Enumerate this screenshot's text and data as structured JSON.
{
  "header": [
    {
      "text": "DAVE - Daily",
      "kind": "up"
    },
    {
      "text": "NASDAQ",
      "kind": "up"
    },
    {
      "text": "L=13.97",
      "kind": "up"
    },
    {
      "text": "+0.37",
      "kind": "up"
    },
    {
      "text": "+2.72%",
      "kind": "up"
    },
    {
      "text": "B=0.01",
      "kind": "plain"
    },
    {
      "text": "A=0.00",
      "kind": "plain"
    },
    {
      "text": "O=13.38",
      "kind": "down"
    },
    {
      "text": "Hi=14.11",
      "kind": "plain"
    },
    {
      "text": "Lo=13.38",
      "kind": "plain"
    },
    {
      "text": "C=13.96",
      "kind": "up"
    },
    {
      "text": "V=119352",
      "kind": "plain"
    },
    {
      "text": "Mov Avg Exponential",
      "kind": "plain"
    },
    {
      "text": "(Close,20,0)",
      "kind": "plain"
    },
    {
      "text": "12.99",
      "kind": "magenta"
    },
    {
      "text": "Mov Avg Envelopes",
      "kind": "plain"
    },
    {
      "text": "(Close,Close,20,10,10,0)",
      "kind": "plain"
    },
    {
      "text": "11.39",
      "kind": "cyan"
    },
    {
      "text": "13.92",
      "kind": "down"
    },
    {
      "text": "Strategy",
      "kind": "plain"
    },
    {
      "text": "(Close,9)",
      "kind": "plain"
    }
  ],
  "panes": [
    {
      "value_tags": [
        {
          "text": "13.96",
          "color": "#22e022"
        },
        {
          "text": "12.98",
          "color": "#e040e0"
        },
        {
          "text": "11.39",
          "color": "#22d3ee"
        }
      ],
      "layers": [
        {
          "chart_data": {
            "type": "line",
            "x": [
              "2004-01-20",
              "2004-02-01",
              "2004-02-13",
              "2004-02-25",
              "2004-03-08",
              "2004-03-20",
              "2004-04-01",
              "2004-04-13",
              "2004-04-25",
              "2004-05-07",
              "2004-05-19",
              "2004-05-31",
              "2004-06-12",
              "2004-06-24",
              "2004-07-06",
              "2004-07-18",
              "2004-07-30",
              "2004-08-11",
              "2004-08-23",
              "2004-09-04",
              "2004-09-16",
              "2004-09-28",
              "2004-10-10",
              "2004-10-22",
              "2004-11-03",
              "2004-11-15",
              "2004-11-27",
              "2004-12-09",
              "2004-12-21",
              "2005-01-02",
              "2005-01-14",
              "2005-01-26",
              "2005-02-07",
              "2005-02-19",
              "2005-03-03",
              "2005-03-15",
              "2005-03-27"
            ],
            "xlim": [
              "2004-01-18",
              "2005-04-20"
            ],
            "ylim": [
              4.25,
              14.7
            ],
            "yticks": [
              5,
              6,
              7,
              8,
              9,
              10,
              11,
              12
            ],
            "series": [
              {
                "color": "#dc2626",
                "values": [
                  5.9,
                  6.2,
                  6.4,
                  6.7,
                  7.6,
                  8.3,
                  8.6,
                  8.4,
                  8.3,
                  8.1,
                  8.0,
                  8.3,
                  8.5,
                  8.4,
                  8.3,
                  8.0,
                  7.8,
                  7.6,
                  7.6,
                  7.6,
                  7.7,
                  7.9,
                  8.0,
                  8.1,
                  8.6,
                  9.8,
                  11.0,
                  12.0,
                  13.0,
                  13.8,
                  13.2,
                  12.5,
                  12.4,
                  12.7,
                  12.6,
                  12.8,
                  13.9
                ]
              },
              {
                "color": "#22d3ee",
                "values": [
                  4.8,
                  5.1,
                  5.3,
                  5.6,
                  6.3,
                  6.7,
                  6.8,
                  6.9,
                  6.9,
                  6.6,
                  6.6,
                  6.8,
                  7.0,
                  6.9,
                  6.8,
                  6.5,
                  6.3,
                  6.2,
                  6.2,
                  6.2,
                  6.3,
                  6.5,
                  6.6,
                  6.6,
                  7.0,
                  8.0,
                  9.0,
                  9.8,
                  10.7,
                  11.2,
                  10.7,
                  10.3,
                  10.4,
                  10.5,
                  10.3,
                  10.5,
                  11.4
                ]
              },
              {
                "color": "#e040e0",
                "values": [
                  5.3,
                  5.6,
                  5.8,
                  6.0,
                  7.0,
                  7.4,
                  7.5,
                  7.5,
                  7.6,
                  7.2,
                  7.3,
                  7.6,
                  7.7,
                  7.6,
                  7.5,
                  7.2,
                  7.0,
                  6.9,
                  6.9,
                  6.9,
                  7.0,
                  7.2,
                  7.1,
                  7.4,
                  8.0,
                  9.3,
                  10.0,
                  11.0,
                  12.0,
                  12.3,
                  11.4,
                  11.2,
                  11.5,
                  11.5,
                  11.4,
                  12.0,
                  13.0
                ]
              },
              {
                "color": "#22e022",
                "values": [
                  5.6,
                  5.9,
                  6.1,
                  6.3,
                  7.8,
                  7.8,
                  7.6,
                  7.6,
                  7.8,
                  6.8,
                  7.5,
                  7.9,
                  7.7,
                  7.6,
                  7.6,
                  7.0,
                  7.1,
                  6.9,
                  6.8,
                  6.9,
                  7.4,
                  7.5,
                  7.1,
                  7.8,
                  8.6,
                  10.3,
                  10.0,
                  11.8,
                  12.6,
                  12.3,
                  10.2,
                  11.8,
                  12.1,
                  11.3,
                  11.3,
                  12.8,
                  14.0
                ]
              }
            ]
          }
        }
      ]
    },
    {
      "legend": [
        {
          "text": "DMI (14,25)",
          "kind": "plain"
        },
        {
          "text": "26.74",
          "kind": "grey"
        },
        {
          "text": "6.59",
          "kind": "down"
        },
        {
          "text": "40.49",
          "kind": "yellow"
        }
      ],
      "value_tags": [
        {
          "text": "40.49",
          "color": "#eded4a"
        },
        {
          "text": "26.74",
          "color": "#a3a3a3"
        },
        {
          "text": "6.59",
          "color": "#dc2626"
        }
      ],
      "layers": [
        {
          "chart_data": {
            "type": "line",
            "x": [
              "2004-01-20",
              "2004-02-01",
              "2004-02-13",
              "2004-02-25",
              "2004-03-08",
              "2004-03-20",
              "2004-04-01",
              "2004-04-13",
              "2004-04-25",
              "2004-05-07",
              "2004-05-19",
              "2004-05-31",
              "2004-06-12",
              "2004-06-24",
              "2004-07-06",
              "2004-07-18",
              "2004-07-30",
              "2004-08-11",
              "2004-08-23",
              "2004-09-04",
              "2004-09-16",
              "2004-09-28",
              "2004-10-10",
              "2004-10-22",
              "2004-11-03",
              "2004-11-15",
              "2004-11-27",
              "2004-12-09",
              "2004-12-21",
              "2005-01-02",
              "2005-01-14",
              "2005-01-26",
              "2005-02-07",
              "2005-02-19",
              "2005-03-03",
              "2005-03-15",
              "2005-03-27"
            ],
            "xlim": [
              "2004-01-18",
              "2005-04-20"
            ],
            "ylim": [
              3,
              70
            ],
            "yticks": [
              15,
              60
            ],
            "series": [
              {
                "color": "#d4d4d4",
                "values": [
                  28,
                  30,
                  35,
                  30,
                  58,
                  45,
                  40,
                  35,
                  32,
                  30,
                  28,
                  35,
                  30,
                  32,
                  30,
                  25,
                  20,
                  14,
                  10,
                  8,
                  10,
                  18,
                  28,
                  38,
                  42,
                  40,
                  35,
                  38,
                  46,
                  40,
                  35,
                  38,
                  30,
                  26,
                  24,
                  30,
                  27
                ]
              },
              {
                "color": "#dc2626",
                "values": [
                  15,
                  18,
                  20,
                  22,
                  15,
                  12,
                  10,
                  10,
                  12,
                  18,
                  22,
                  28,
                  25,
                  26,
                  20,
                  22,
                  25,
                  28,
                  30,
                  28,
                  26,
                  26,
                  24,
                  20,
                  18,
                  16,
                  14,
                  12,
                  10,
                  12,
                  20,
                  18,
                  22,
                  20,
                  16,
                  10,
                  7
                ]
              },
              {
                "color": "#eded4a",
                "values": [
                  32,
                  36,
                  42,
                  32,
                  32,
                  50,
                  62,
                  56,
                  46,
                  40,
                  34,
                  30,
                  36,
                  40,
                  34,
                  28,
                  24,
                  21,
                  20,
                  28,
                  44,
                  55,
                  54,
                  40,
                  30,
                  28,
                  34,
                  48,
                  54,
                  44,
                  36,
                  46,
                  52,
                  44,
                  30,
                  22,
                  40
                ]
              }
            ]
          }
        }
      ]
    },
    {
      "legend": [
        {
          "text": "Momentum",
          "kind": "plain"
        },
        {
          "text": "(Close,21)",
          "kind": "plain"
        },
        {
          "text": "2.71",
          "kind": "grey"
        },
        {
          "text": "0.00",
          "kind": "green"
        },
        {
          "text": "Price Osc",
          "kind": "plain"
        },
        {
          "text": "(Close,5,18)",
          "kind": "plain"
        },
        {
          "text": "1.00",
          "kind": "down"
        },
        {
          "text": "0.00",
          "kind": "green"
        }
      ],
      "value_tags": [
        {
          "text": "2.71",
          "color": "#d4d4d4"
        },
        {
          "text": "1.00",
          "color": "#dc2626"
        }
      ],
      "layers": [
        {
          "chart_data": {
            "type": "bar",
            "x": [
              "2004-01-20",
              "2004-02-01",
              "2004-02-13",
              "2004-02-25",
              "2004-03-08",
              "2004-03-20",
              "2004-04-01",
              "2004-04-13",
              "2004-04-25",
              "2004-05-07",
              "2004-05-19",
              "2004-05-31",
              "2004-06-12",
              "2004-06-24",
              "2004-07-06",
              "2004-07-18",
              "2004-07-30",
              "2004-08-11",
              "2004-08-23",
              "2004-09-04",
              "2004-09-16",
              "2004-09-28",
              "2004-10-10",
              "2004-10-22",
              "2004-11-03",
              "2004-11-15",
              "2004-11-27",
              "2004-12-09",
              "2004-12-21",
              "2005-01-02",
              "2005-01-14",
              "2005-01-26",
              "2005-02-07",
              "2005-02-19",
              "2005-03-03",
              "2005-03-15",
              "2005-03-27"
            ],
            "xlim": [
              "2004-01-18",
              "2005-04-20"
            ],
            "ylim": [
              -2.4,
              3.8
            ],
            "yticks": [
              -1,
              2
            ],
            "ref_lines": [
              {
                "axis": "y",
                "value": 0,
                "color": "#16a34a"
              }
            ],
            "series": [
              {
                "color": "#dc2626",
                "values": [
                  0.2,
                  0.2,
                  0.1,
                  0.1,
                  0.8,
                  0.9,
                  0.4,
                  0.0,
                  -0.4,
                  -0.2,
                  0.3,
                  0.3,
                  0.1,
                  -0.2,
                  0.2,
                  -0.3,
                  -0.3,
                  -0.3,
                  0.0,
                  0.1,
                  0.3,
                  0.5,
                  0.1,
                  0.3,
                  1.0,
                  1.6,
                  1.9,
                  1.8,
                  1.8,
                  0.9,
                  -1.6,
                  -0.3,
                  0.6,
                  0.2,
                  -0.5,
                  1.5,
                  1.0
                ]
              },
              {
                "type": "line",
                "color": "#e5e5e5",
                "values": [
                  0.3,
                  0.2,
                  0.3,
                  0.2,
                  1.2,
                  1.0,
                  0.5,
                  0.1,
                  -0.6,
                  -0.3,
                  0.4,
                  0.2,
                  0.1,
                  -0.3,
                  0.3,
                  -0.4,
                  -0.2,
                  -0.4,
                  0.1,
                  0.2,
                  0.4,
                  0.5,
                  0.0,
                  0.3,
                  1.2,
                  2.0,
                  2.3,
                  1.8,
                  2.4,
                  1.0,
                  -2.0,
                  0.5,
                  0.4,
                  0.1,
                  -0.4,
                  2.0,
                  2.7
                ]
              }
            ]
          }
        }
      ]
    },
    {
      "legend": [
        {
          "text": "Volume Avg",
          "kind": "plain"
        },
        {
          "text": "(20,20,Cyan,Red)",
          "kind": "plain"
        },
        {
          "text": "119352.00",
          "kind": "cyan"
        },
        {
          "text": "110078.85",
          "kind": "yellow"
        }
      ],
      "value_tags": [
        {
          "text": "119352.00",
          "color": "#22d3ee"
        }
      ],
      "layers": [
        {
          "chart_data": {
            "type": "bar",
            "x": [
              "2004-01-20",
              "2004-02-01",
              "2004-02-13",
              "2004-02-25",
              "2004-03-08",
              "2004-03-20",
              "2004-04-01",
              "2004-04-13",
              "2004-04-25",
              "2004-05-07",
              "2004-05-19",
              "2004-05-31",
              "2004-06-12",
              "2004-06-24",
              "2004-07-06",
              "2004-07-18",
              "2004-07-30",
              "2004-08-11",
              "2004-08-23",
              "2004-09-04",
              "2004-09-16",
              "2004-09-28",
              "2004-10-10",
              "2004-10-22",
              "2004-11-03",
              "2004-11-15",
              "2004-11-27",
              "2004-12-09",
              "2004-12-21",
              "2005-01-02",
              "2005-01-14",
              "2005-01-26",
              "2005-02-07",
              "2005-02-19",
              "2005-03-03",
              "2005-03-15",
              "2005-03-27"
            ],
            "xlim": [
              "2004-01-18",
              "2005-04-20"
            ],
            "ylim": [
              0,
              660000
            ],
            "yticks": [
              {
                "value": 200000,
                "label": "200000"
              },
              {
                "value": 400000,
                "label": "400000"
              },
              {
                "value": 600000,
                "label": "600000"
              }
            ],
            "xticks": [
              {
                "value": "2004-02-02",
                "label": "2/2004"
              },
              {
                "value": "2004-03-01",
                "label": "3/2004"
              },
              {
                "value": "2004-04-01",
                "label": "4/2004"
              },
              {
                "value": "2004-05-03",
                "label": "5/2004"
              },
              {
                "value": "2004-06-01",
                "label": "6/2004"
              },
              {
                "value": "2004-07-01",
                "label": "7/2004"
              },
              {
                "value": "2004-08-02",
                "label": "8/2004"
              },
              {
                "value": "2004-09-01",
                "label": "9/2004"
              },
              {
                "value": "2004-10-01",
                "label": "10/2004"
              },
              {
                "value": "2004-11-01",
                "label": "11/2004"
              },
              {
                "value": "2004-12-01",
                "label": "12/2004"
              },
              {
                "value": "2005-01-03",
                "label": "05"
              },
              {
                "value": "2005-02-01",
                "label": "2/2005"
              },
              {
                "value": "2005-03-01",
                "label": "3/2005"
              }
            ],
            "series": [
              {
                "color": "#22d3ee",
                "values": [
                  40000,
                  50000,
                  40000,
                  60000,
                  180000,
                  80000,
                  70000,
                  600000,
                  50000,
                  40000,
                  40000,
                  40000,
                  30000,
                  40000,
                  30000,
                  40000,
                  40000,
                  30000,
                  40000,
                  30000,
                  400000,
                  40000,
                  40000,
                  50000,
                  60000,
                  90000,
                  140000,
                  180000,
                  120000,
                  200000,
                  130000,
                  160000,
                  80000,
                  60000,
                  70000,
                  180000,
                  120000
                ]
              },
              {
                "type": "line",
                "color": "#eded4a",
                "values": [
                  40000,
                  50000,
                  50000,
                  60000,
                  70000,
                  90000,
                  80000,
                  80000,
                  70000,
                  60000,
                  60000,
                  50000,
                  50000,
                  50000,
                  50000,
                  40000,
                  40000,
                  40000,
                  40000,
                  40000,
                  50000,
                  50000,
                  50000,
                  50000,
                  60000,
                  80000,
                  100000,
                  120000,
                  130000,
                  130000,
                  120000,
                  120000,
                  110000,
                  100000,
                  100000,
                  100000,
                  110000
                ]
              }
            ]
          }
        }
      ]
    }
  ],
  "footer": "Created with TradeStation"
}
++++++++
WORK INSTRUCTIONS
Pick out lines containing the word "Close", each one as written.

EXPECTED ANSWER
      "text": "(Close,20,0)",
      "text": "(Close,Close,20,10,10,0)",
      "text": "(Close,9)",
          "text": "(Close,21)",
          "text": "(Close,5,18)",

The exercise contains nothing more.